Stated exercise: Leave out the pictures, and quote exactly the lines running from the one with "Type out the text in this image." through the last line of the entries below.

Provided information:
---
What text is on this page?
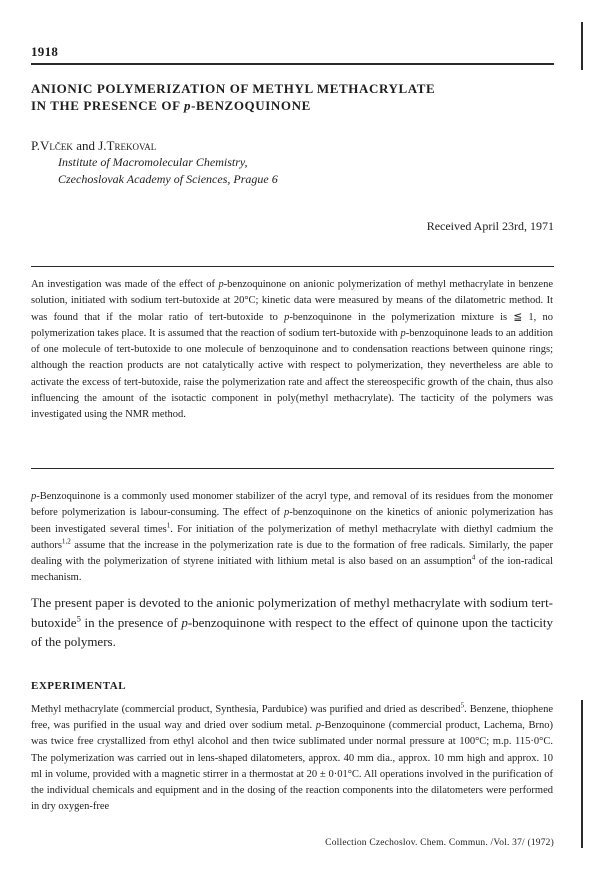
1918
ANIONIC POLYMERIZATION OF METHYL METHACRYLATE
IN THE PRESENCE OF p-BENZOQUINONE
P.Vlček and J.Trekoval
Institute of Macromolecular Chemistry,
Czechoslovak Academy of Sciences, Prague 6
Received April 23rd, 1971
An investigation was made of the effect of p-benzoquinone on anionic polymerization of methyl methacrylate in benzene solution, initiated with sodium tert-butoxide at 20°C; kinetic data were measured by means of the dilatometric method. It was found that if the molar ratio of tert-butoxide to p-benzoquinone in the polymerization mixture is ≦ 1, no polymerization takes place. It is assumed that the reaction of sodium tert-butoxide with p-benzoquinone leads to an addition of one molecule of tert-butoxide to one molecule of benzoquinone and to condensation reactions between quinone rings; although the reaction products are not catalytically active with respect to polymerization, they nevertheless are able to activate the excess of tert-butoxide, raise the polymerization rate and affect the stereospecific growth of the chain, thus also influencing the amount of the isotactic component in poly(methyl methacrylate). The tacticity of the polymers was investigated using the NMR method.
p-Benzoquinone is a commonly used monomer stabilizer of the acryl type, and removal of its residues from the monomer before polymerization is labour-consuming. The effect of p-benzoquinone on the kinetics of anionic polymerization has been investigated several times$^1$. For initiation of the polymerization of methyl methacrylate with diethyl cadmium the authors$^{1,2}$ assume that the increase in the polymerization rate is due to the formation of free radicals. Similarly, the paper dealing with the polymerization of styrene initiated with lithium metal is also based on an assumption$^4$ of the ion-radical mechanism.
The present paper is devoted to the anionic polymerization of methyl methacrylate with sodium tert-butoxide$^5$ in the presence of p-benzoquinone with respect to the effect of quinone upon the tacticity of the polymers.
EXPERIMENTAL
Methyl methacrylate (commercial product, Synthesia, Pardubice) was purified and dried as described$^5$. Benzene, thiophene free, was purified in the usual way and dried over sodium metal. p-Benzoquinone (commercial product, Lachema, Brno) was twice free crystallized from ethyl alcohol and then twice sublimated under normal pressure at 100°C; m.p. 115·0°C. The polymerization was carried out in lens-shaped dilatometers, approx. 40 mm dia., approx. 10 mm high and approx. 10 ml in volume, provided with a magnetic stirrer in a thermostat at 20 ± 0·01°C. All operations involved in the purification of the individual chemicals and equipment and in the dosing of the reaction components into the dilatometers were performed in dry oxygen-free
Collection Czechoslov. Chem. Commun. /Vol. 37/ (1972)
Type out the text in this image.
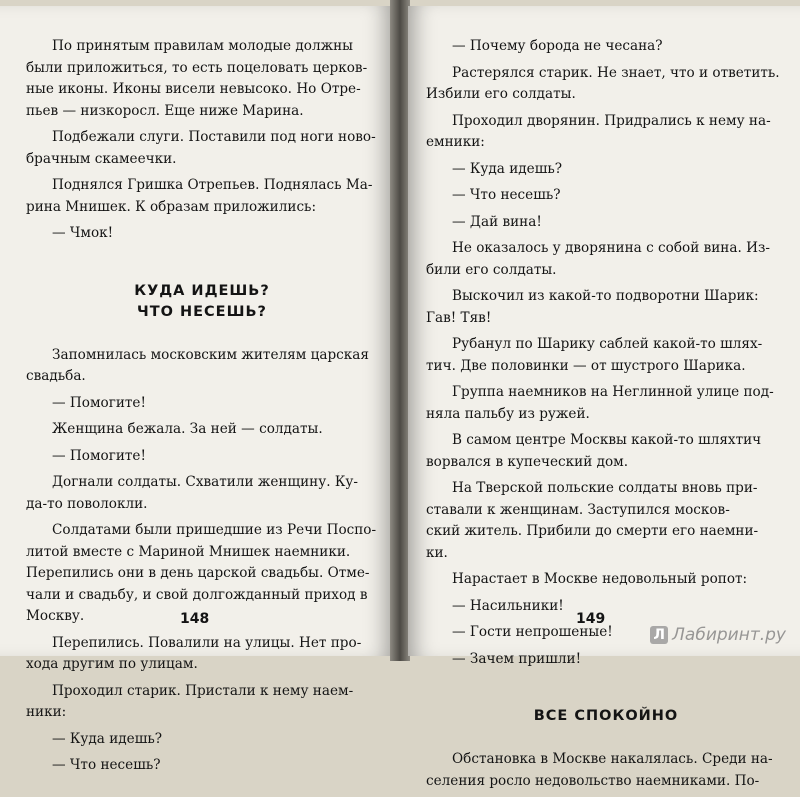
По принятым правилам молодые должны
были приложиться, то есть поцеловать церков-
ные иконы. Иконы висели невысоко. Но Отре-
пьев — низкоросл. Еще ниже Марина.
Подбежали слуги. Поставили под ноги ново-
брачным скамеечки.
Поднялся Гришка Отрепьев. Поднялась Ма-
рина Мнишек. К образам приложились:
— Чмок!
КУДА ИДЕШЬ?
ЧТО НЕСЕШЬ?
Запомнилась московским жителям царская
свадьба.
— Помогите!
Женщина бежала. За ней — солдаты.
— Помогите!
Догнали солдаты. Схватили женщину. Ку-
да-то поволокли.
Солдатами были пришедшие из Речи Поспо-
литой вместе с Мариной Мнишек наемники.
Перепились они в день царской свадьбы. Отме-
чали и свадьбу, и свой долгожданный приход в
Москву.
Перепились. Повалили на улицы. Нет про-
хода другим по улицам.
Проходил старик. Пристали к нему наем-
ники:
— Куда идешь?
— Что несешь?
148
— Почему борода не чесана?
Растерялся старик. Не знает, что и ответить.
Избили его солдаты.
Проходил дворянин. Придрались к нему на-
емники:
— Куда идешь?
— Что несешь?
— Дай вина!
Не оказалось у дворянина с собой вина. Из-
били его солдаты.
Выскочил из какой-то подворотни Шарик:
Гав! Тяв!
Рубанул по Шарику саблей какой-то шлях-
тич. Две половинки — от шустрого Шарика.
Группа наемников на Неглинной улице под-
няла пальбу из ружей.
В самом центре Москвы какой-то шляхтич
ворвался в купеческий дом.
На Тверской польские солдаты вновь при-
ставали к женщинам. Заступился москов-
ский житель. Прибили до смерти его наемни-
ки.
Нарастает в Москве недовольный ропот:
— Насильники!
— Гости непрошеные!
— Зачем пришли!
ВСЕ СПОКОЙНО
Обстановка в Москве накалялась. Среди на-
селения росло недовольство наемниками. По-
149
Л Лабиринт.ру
---
Complete response:
Type out the text in this image.
По принятым правилам молодые должны
были приложиться, то есть поцеловать церков-
ные иконы. Иконы висели невысоко. Но Отре-
пьев — низкоросл. Еще ниже Марина.
Подбежали слуги. Поставили под ноги ново-
брачным скамеечки.
Поднялся Гришка Отрепьев. Поднялась Ма-
рина Мнишек. К образам приложились:
— Чмок!
КУДА ИДЕШЬ?
ЧТО НЕСЕШЬ?
Запомнилась московским жителям царская
свадьба.
— Помогите!
Женщина бежала. За ней — солдаты.
— Помогите!
Догнали солдаты. Схватили женщину. Ку-
да-то поволокли.
Солдатами были пришедшие из Речи Поспо-
литой вместе с Мариной Мнишек наемники.
Перепились они в день царской свадьбы. Отме-
чали и свадьбу, и свой долгожданный приход в
Москву.
Перепились. Повалили на улицы. Нет про-
хода другим по улицам.
Проходил старик. Пристали к нему наем-
ники:
— Куда идешь?
— Что несешь?
148
— Почему борода не чесана?
Растерялся старик. Не знает, что и ответить.
Избили его солдаты.
Проходил дворянин. Придрались к нему на-
емники:
— Куда идешь?
— Что несешь?
— Дай вина!
Не оказалось у дворянина с собой вина. Из-
били его солдаты.
Выскочил из какой-то подворотни Шарик:
Гав! Тяв!
Рубанул по Шарику саблей какой-то шлях-
тич. Две половинки — от шустрого Шарика.
Группа наемников на Неглинной улице под-
няла пальбу из ружей.
В самом центре Москвы какой-то шляхтич
ворвался в купеческий дом.
На Тверской польские солдаты вновь при-
ставали к женщинам. Заступился москов-
ский житель. Прибили до смерти его наемни-
ки.
Нарастает в Москве недовольный ропот:
— Насильники!
— Гости непрошеные!
— Зачем пришли!
ВСЕ СПОКОЙНО
Обстановка в Москве накалялась. Среди на-
селения росло недовольство наемниками. По-
149
Л Лабиринт.ру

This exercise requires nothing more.